SOURCE RECORDS:

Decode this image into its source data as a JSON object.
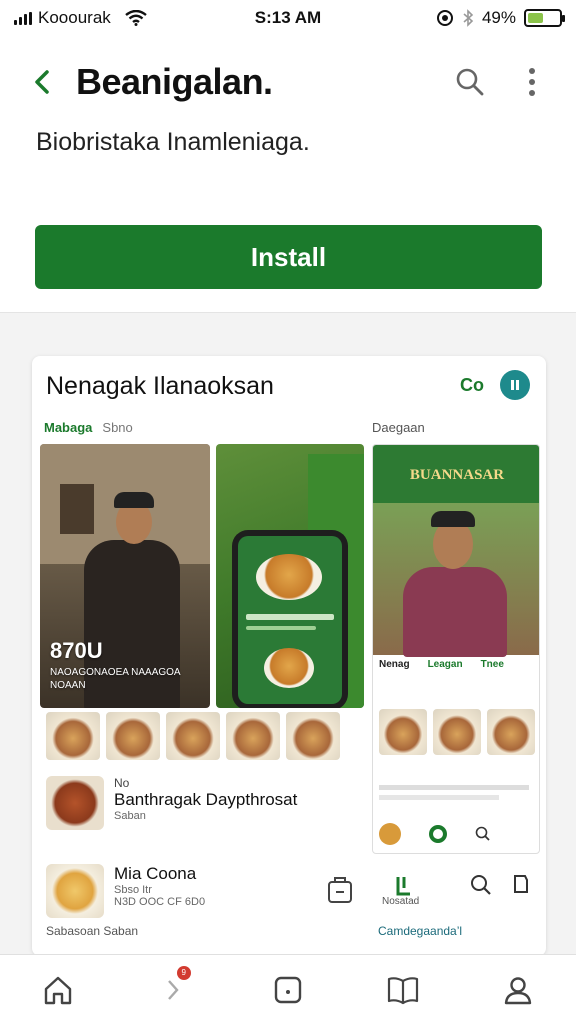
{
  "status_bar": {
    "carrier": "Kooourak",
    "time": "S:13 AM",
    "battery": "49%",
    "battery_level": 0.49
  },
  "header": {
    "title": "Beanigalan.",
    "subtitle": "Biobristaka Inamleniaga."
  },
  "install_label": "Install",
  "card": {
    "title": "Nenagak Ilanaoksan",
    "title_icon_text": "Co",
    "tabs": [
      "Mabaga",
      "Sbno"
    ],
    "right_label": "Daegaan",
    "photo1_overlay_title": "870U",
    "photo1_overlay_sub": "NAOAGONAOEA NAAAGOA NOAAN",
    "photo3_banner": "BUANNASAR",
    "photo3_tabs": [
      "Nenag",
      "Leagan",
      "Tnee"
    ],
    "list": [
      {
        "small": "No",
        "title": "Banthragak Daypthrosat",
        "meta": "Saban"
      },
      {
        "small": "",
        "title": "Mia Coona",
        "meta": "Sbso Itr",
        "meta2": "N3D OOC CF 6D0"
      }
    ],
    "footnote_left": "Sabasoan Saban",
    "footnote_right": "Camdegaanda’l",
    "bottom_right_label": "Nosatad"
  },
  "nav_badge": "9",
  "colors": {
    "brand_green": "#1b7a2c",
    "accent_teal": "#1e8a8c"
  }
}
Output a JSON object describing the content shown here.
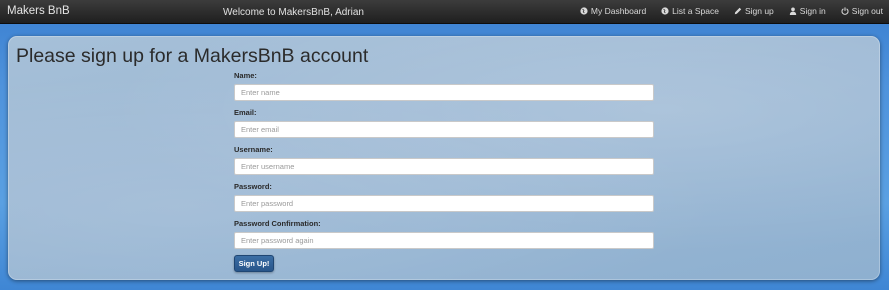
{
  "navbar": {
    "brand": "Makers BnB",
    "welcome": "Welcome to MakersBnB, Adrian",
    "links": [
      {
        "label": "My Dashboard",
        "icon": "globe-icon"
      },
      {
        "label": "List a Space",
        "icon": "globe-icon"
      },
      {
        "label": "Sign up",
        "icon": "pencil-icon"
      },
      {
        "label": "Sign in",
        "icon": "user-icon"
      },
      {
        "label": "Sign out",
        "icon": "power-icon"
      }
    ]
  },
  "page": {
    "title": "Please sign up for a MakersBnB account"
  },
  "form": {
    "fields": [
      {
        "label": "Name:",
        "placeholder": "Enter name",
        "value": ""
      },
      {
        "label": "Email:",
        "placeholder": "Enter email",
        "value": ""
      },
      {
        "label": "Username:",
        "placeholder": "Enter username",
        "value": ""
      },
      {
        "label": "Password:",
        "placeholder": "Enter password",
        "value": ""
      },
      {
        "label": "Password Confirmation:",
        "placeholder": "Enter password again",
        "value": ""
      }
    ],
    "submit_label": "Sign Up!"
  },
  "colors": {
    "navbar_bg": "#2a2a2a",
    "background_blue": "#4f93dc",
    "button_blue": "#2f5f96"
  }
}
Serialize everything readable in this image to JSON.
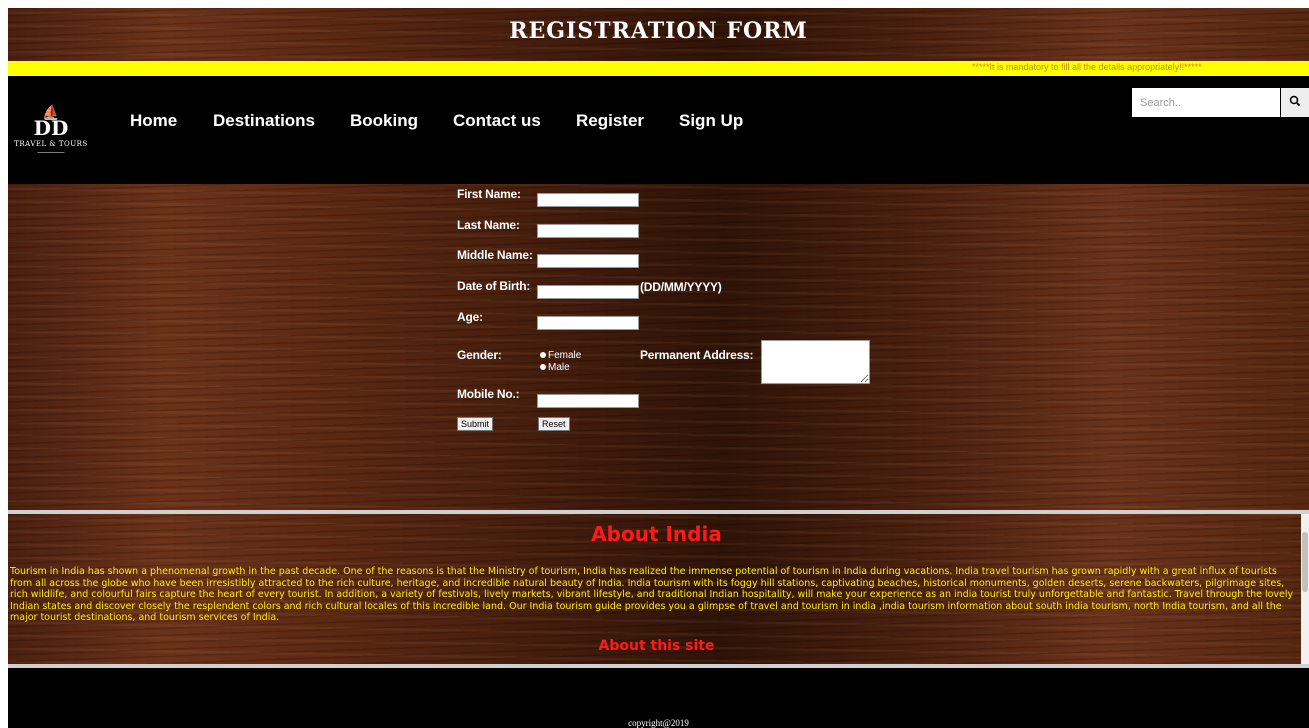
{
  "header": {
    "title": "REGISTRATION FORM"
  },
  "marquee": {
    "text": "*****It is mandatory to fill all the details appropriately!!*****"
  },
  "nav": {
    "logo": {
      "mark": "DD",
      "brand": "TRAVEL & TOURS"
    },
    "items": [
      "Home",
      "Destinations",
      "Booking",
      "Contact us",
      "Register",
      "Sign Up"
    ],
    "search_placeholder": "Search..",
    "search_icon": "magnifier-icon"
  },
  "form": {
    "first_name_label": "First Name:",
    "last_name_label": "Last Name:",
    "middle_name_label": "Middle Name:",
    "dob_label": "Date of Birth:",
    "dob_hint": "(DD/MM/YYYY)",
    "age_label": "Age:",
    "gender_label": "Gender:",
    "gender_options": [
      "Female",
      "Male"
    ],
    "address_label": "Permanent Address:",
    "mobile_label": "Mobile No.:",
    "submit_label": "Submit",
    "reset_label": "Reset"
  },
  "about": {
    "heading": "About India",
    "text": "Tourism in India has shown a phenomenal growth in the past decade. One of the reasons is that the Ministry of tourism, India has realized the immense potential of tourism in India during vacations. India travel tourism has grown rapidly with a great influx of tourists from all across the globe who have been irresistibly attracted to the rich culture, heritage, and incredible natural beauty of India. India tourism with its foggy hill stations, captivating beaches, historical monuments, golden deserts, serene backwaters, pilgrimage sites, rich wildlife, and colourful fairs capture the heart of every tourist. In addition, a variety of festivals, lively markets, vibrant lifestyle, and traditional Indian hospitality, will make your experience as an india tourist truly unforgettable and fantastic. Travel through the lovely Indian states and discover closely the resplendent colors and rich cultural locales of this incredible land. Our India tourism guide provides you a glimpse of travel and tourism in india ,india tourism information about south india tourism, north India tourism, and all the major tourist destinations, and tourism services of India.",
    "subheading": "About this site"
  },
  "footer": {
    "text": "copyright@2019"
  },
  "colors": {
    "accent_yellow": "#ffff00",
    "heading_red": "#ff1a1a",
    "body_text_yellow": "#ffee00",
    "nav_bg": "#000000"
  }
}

AIM OF THE TASK: Leave out the pictures and transcribe everything else exactly.

RESPONSE TO THE EXERCISE:
Decode this image into its source data as a JSON object.
{
  "status_bar": {
    "carrier": "Kooourak",
    "time": "S:13 AM",
    "battery": "49%",
    "battery_level": 0.49
  },
  "header": {
    "title": "Beanigalan.",
    "subtitle": "Biobristaka Inamleniaga."
  },
  "install_label": "Install",
  "card": {
    "title": "Nenagak Ilanaoksan",
    "title_icon_text": "Co",
    "tabs": [
      "Mabaga",
      "Sbno"
    ],
    "right_label": "Daegaan",
    "photo1_overlay_title": "870U",
    "photo1_overlay_sub": "NAOAGONAOEA NAAAGOA NOAAN",
    "photo3_banner": "BUANNASAR",
    "photo3_tabs": [
      "Nenag",
      "Leagan",
      "Tnee"
    ],
    "list": [
      {
        "small": "No",
        "title": "Banthragak Daypthrosat",
        "meta": "Saban"
      },
      {
        "small": "",
        "title": "Mia Coona",
        "meta": "Sbso Itr",
        "meta2": "N3D OOC CF 6D0"
      }
    ],
    "footnote_left": "Sabasoan Saban",
    "footnote_right": "Camdegaanda’l",
    "bottom_right_label": "Nosatad"
  },
  "nav_badge": "9",
  "colors": {
    "brand_green": "#1b7a2c",
    "accent_teal": "#1e8a8c"
  }
}
Output a JSON object describing the content shown here.
{
  "navbar": {
    "brand": "Makers BnB",
    "welcome": "Welcome to MakersBnB, Adrian",
    "links": [
      {
        "label": "My Dashboard",
        "icon": "globe-icon"
      },
      {
        "label": "List a Space",
        "icon": "globe-icon"
      },
      {
        "label": "Sign up",
        "icon": "pencil-icon"
      },
      {
        "label": "Sign in",
        "icon": "user-icon"
      },
      {
        "label": "Sign out",
        "icon": "power-icon"
      }
    ]
  },
  "page": {
    "title": "Please sign up for a MakersBnB account"
  },
  "form": {
    "fields": [
      {
        "label": "Name:",
        "placeholder": "Enter name",
        "value": ""
      },
      {
        "label": "Email:",
        "placeholder": "Enter email",
        "value": ""
      },
      {
        "label": "Username:",
        "placeholder": "Enter username",
        "value": ""
      },
      {
        "label": "Password:",
        "placeholder": "Enter password",
        "value": ""
      },
      {
        "label": "Password Confirmation:",
        "placeholder": "Enter password again",
        "value": ""
      }
    ],
    "submit_label": "Sign Up!"
  },
  "colors": {
    "navbar_bg": "#2a2a2a",
    "background_blue": "#4f93dc",
    "button_blue": "#2f5f96"
  }
}
Serialize everything readable in this image to JSON.
{
  "header": {
    "title": "REGISTRATION FORM"
  },
  "marquee": {
    "text": "*****It is mandatory to fill all the details appropriately!!*****"
  },
  "nav": {
    "logo": {
      "mark": "DD",
      "brand": "TRAVEL & TOURS"
    },
    "items": [
      "Home",
      "Destinations",
      "Booking",
      "Contact us",
      "Register",
      "Sign Up"
    ],
    "search_placeholder": "Search..",
    "search_icon": "magnifier-icon"
  },
  "form": {
    "first_name_label": "First Name:",
    "last_name_label": "Last Name:",
    "middle_name_label": "Middle Name:",
    "dob_label": "Date of Birth:",
    "dob_hint": "(DD/MM/YYYY)",
    "age_label": "Age:",
    "gender_label": "Gender:",
    "gender_options": [
      "Female",
      "Male"
    ],
    "address_label": "Permanent Address:",
    "mobile_label": "Mobile No.:",
    "submit_label": "Submit",
    "reset_label": "Reset"
  },
  "about": {
    "heading": "About India",
    "text": "Tourism in India has shown a phenomenal growth in the past decade. One of the reasons is that the Ministry of tourism, India has realized the immense potential of tourism in India during vacations. India travel tourism has grown rapidly with a great influx of tourists from all across the globe who have been irresistibly attracted to the rich culture, heritage, and incredible natural beauty of India. India tourism with its foggy hill stations, captivating beaches, historical monuments, golden deserts, serene backwaters, pilgrimage sites, rich wildlife, and colourful fairs capture the heart of every tourist. In addition, a variety of festivals, lively markets, vibrant lifestyle, and traditional Indian hospitality, will make your experience as an india tourist truly unforgettable and fantastic. Travel through the lovely Indian states and discover closely the resplendent colors and rich cultural locales of this incredible land. Our India tourism guide provides you a glimpse of travel and tourism in india ,india tourism information about south india tourism, north India tourism, and all the major tourist destinations, and tourism services of India.",
    "subheading": "About this site"
  },
  "footer": {
    "text": "copyright@2019"
  },
  "colors": {
    "accent_yellow": "#ffff00",
    "heading_red": "#ff1a1a",
    "body_text_yellow": "#ffee00",
    "nav_bg": "#000000"
  }
}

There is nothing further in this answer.